EXERCISE DESCRIPTION:
Select the lines that hold the word "Supposed" and copy each one.

##### MATERIAL FOR THIS EXERCISE #####

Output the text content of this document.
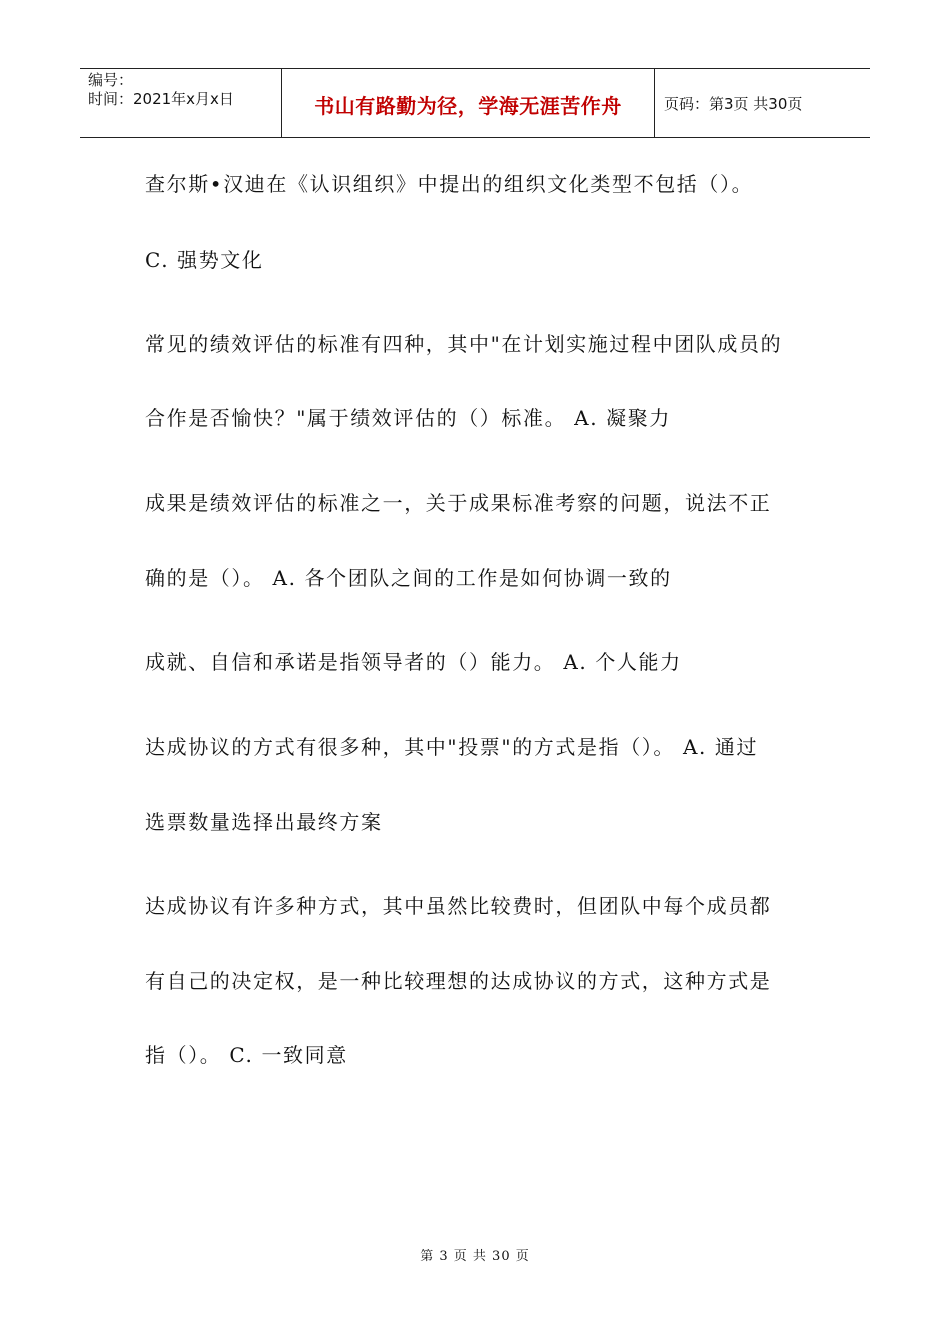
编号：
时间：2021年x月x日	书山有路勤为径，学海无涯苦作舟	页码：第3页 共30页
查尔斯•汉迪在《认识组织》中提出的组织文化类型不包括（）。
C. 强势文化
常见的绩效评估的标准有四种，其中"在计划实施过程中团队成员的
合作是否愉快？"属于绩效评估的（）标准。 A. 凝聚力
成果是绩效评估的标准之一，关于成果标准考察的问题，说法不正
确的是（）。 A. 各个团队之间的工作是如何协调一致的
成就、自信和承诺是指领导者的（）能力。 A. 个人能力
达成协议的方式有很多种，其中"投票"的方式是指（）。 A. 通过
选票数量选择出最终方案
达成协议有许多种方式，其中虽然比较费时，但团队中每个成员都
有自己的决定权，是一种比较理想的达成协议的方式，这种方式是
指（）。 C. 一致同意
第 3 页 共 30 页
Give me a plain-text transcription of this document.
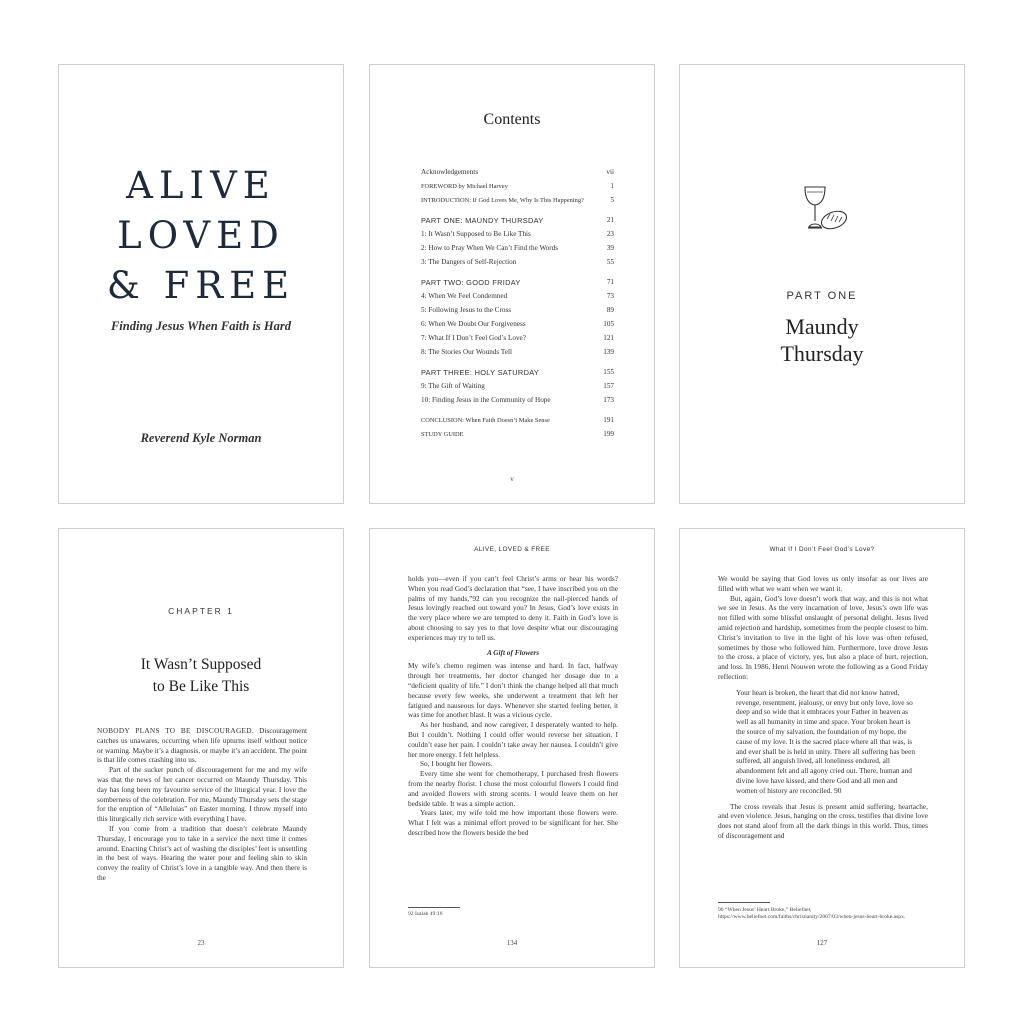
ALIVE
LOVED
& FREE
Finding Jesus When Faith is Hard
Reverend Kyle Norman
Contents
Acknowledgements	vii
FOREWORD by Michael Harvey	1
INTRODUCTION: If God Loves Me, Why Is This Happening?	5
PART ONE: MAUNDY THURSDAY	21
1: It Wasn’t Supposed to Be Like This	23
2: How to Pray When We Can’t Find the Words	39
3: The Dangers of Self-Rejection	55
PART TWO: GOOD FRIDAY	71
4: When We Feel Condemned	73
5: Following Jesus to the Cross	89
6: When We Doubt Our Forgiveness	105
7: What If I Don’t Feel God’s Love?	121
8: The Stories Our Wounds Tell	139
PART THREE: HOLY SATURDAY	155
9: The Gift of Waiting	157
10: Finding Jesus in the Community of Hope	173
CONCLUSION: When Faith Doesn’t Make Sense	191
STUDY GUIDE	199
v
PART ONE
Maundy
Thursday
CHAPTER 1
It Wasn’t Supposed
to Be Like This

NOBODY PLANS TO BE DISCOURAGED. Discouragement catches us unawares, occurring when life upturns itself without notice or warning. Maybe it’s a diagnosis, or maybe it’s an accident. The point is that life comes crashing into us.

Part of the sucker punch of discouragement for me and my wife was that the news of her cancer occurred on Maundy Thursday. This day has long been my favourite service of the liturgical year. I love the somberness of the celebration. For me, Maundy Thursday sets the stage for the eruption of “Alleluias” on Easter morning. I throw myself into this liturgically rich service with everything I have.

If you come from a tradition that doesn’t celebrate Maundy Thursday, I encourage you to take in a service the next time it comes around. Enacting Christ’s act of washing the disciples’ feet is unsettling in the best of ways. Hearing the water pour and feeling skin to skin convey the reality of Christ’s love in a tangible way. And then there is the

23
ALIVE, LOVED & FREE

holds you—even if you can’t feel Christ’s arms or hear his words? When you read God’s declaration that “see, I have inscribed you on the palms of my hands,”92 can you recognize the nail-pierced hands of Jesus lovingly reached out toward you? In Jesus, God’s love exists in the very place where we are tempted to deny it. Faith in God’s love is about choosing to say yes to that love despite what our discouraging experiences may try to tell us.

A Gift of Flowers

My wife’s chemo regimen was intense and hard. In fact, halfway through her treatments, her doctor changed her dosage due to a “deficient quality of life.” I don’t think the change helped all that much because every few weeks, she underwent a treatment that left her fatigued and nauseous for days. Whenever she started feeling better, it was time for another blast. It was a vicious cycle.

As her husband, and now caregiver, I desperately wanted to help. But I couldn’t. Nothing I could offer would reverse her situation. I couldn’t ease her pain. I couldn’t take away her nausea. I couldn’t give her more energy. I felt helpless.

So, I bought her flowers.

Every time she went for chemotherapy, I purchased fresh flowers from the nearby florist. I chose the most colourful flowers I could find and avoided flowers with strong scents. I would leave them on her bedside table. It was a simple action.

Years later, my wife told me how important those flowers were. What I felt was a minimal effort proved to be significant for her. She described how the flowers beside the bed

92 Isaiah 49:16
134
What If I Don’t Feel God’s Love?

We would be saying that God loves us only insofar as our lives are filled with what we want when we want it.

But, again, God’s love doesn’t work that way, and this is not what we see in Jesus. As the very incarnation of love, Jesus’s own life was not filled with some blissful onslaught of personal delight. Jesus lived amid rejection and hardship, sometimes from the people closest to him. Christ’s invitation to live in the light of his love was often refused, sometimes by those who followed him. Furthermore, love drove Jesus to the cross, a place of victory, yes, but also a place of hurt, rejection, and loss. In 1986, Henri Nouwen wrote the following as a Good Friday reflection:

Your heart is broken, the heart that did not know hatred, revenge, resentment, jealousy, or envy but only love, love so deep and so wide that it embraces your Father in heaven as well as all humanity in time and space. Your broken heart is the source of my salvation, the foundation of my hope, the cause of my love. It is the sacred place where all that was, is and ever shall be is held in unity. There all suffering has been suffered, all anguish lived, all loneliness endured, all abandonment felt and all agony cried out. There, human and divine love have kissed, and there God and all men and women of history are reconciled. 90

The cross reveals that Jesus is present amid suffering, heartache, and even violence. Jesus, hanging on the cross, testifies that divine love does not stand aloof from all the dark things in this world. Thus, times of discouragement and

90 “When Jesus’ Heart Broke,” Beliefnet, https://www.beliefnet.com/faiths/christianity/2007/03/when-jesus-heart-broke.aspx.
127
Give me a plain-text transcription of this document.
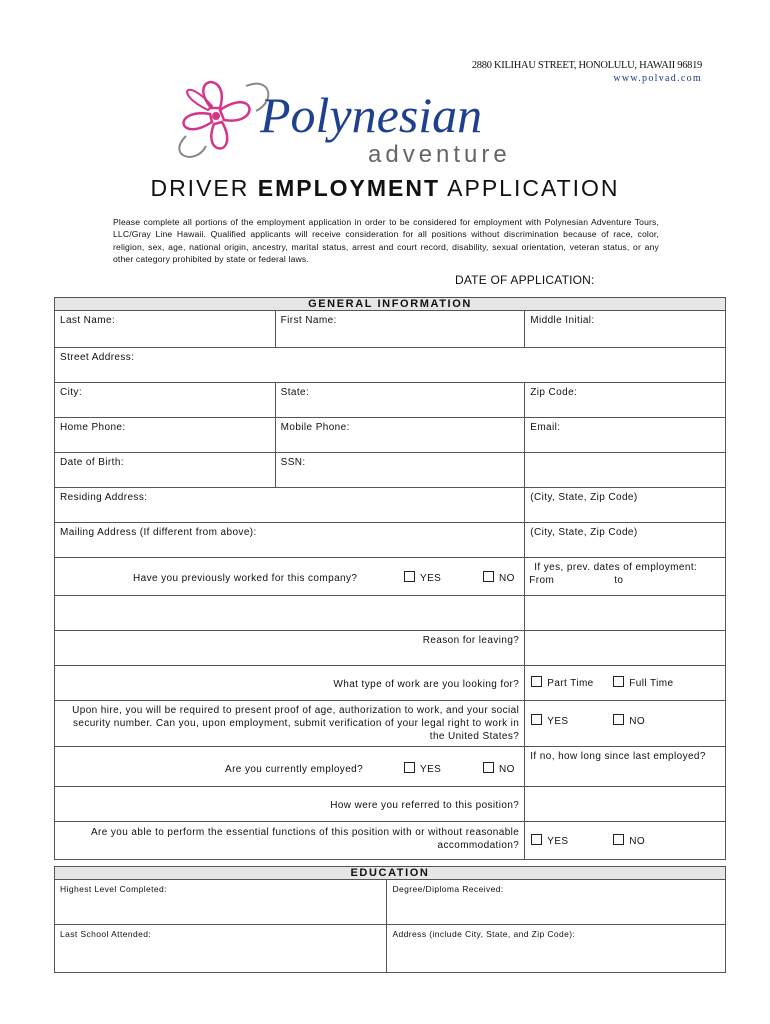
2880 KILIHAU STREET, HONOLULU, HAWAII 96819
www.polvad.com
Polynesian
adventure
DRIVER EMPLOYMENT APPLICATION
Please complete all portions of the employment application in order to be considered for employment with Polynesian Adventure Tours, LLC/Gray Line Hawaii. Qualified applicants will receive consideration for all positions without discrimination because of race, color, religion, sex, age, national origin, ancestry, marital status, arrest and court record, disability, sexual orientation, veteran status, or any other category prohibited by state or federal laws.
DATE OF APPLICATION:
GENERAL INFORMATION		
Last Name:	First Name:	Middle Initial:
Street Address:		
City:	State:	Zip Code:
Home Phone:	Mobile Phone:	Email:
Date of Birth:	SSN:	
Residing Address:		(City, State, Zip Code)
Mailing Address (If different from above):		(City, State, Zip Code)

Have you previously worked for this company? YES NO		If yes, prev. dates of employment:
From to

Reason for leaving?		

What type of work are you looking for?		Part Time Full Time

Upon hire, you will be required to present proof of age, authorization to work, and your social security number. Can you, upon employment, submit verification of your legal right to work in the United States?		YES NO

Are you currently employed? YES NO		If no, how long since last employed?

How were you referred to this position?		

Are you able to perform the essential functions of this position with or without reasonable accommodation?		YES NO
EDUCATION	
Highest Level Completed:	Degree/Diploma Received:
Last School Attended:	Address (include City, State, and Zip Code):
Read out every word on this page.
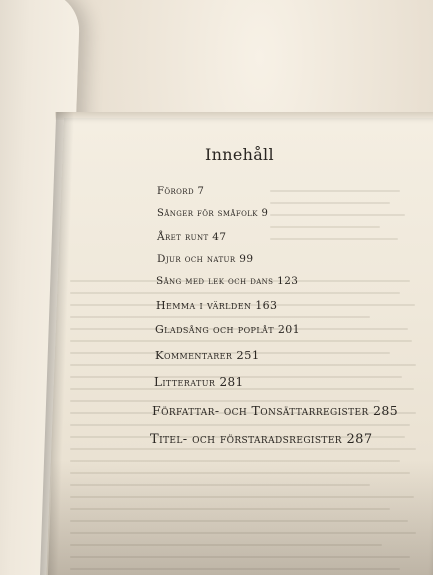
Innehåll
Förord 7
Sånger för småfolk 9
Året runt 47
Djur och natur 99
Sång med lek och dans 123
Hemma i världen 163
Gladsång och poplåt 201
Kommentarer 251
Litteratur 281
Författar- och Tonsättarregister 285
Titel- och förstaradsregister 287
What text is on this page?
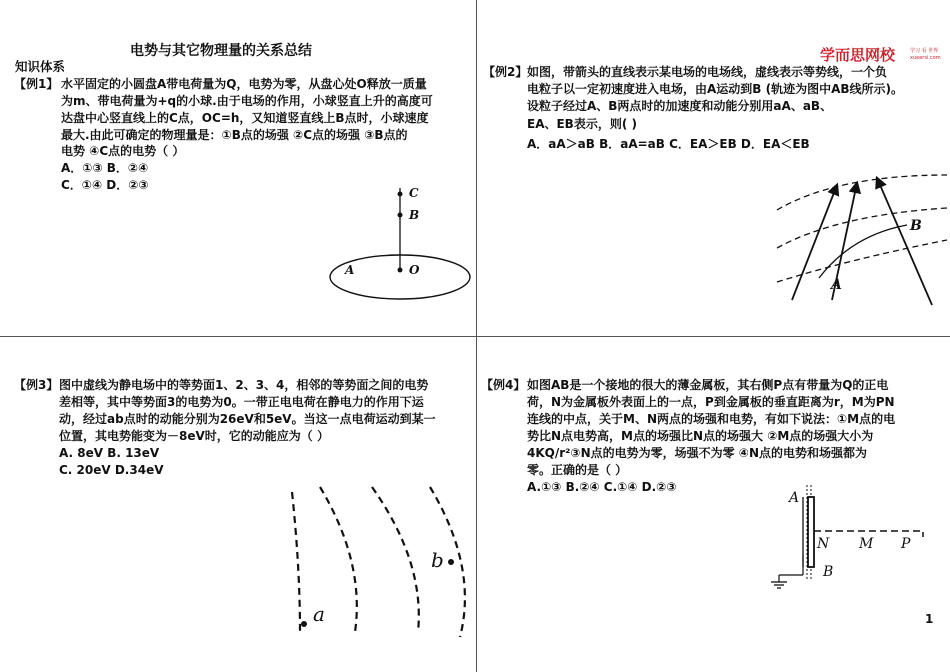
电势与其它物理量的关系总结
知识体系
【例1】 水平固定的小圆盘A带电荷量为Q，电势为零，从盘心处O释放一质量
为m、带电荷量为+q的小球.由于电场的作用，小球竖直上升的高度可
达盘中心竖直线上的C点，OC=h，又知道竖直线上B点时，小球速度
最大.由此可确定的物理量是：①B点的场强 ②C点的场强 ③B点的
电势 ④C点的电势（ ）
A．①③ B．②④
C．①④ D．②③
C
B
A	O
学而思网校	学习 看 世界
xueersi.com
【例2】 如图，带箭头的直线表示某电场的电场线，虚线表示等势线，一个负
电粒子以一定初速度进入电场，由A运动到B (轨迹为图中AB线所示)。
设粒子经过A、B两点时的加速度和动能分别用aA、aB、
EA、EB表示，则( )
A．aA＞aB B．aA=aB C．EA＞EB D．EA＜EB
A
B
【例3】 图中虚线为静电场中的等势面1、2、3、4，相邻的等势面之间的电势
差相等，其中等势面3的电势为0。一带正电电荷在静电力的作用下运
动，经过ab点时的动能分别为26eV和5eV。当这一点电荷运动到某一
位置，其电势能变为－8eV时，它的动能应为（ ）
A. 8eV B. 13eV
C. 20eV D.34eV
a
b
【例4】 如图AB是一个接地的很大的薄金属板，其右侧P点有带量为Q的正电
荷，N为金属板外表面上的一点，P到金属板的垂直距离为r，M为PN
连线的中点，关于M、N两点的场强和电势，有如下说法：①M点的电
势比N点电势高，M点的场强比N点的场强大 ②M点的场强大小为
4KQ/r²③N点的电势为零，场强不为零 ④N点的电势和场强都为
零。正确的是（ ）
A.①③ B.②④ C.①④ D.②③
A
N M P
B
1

#####

RESULT OF THE EXERCISE:
1: It Wasn’t Supposed to Be Like This	23
It Wasn’t Supposed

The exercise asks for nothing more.